* _Aim_
Set down every record once more, exactly as given.

§

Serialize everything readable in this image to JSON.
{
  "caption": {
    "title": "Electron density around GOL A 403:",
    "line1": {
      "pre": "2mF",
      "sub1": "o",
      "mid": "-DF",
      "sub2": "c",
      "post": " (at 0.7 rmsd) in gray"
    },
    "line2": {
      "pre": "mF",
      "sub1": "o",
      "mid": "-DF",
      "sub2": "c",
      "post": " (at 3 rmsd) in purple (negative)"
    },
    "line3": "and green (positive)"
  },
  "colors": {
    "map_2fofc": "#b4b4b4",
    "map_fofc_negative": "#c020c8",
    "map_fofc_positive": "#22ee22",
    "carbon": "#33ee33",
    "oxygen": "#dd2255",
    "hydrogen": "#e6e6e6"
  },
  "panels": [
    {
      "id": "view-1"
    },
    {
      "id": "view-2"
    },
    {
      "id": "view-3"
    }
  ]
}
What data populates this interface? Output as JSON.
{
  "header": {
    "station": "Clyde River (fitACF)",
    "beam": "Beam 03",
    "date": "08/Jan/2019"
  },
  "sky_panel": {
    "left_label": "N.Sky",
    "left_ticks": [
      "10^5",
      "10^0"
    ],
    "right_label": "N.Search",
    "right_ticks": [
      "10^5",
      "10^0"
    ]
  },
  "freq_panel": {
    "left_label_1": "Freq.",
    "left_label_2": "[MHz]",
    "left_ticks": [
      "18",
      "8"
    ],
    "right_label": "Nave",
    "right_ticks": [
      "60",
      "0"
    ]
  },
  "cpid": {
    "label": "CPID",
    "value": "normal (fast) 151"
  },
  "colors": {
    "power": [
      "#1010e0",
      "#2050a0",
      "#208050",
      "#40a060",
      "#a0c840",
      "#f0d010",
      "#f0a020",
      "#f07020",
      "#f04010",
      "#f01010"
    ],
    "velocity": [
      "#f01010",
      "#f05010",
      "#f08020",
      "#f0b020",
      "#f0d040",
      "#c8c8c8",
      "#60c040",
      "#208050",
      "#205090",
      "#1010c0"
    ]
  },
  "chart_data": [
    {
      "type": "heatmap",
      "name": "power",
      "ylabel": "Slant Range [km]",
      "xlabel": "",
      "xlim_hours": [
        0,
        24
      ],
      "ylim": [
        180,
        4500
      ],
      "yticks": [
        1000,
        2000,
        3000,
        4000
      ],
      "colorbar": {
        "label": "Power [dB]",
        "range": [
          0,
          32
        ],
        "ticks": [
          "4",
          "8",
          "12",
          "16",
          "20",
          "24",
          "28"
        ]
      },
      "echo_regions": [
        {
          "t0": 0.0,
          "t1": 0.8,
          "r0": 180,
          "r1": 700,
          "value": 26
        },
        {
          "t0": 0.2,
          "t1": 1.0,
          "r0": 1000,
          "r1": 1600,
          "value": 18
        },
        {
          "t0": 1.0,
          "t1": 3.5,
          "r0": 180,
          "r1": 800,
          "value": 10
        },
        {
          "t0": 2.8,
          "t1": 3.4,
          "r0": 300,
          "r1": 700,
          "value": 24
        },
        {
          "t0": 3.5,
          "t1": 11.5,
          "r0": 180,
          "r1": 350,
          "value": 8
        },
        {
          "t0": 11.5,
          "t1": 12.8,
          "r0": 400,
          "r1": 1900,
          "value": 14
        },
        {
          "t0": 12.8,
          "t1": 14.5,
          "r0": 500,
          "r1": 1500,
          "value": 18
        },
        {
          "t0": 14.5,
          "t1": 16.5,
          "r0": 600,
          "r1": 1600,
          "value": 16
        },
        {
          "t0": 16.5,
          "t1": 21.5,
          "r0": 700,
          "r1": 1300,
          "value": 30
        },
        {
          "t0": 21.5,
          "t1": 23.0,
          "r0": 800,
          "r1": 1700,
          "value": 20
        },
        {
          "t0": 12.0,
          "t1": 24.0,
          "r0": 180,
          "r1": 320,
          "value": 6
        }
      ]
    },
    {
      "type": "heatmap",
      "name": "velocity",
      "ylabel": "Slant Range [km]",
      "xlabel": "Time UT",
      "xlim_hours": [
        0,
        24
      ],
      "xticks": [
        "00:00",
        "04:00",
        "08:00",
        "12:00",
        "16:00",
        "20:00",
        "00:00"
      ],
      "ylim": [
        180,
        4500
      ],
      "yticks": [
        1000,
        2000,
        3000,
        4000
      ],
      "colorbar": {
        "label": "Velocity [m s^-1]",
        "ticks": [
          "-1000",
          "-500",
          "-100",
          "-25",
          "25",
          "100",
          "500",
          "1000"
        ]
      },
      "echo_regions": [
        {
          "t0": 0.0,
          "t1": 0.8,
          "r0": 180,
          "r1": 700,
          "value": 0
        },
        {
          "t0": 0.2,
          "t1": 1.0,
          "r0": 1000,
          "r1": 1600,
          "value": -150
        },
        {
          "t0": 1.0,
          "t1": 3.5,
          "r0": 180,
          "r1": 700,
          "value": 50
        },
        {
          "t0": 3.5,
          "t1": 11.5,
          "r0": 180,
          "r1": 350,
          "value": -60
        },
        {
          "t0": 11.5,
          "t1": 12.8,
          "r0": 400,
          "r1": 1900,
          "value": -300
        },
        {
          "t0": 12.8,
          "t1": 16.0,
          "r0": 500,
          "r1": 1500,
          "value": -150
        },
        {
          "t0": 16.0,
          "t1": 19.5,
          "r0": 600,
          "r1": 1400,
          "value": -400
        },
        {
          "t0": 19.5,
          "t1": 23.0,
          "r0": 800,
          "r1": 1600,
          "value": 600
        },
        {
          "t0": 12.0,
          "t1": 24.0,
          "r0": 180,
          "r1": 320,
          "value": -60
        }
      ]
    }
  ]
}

§

* _Finished exercise_
Serialize everything readable in this image to JSON.
{
  "caption": {
    "title": "Electron density around GOL A 403:",
    "line1": {
      "pre": "2mF",
      "sub1": "o",
      "mid": "-DF",
      "sub2": "c",
      "post": " (at 0.7 rmsd) in gray"
    },
    "line2": {
      "pre": "mF",
      "sub1": "o",
      "mid": "-DF",
      "sub2": "c",
      "post": " (at 3 rmsd) in purple (negative)"
    },
    "line3": "and green (positive)"
  },
  "colors": {
    "map_2fofc": "#b4b4b4",
    "map_fofc_negative": "#c020c8",
    "map_fofc_positive": "#22ee22",
    "carbon": "#33ee33",
    "oxygen": "#dd2255",
    "hydrogen": "#e6e6e6"
  },
  "panels": [
    {
      "id": "view-1"
    },
    {
      "id": "view-2"
    },
    {
      "id": "view-3"
    }
  ]
}
What data populates this interface? Output as JSON.
{
  "header": {
    "station": "Clyde River (fitACF)",
    "beam": "Beam 03",
    "date": "08/Jan/2019"
  },
  "sky_panel": {
    "left_label": "N.Sky",
    "left_ticks": [
      "10^5",
      "10^0"
    ],
    "right_label": "N.Search",
    "right_ticks": [
      "10^5",
      "10^0"
    ]
  },
  "freq_panel": {
    "left_label_1": "Freq.",
    "left_label_2": "[MHz]",
    "left_ticks": [
      "18",
      "8"
    ],
    "right_label": "Nave",
    "right_ticks": [
      "60",
      "0"
    ]
  },
  "cpid": {
    "label": "CPID",
    "value": "normal (fast) 151"
  },
  "colors": {
    "power": [
      "#1010e0",
      "#2050a0",
      "#208050",
      "#40a060",
      "#a0c840",
      "#f0d010",
      "#f0a020",
      "#f07020",
      "#f04010",
      "#f01010"
    ],
    "velocity": [
      "#f01010",
      "#f05010",
      "#f08020",
      "#f0b020",
      "#f0d040",
      "#c8c8c8",
      "#60c040",
      "#208050",
      "#205090",
      "#1010c0"
    ]
  },
  "chart_data": [
    {
      "type": "heatmap",
      "name": "power",
      "ylabel": "Slant Range [km]",
      "xlabel": "",
      "xlim_hours": [
        0,
        24
      ],
      "ylim": [
        180,
        4500
      ],
      "yticks": [
        1000,
        2000,
        3000,
        4000
      ],
      "colorbar": {
        "label": "Power [dB]",
        "range": [
          0,
          32
        ],
        "ticks": [
          "4",
          "8",
          "12",
          "16",
          "20",
          "24",
          "28"
        ]
      },
      "echo_regions": [
        {
          "t0": 0.0,
          "t1": 0.8,
          "r0": 180,
          "r1": 700,
          "value": 26
        },
        {
          "t0": 0.2,
          "t1": 1.0,
          "r0": 1000,
          "r1": 1600,
          "value": 18
        },
        {
          "t0": 1.0,
          "t1": 3.5,
          "r0": 180,
          "r1": 800,
          "value": 10
        },
        {
          "t0": 2.8,
          "t1": 3.4,
          "r0": 300,
          "r1": 700,
          "value": 24
        },
        {
          "t0": 3.5,
          "t1": 11.5,
          "r0": 180,
          "r1": 350,
          "value": 8
        },
        {
          "t0": 11.5,
          "t1": 12.8,
          "r0": 400,
          "r1": 1900,
          "value": 14
        },
        {
          "t0": 12.8,
          "t1": 14.5,
          "r0": 500,
          "r1": 1500,
          "value": 18
        },
        {
          "t0": 14.5,
          "t1": 16.5,
          "r0": 600,
          "r1": 1600,
          "value": 16
        },
        {
          "t0": 16.5,
          "t1": 21.5,
          "r0": 700,
          "r1": 1300,
          "value": 30
        },
        {
          "t0": 21.5,
          "t1": 23.0,
          "r0": 800,
          "r1": 1700,
          "value": 20
        },
        {
          "t0": 12.0,
          "t1": 24.0,
          "r0": 180,
          "r1": 320,
          "value": 6
        }
      ]
    },
    {
      "type": "heatmap",
      "name": "velocity",
      "ylabel": "Slant Range [km]",
      "xlabel": "Time UT",
      "xlim_hours": [
        0,
        24
      ],
      "xticks": [
        "00:00",
        "04:00",
        "08:00",
        "12:00",
        "16:00",
        "20:00",
        "00:00"
      ],
      "ylim": [
        180,
        4500
      ],
      "yticks": [
        1000,
        2000,
        3000,
        4000
      ],
      "colorbar": {
        "label": "Velocity [m s^-1]",
        "ticks": [
          "-1000",
          "-500",
          "-100",
          "-25",
          "25",
          "100",
          "500",
          "1000"
        ]
      },
      "echo_regions": [
        {
          "t0": 0.0,
          "t1": 0.8,
          "r0": 180,
          "r1": 700,
          "value": 0
        },
        {
          "t0": 0.2,
          "t1": 1.0,
          "r0": 1000,
          "r1": 1600,
          "value": -150
        },
        {
          "t0": 1.0,
          "t1": 3.5,
          "r0": 180,
          "r1": 700,
          "value": 50
        },
        {
          "t0": 3.5,
          "t1": 11.5,
          "r0": 180,
          "r1": 350,
          "value": -60
        },
        {
          "t0": 11.5,
          "t1": 12.8,
          "r0": 400,
          "r1": 1900,
          "value": -300
        },
        {
          "t0": 12.8,
          "t1": 16.0,
          "r0": 500,
          "r1": 1500,
          "value": -150
        },
        {
          "t0": 16.0,
          "t1": 19.5,
          "r0": 600,
          "r1": 1400,
          "value": -400
        },
        {
          "t0": 19.5,
          "t1": 23.0,
          "r0": 800,
          "r1": 1600,
          "value": 600
        },
        {
          "t0": 12.0,
          "t1": 24.0,
          "r0": 180,
          "r1": 320,
          "value": -60
        }
      ]
    }
  ]
}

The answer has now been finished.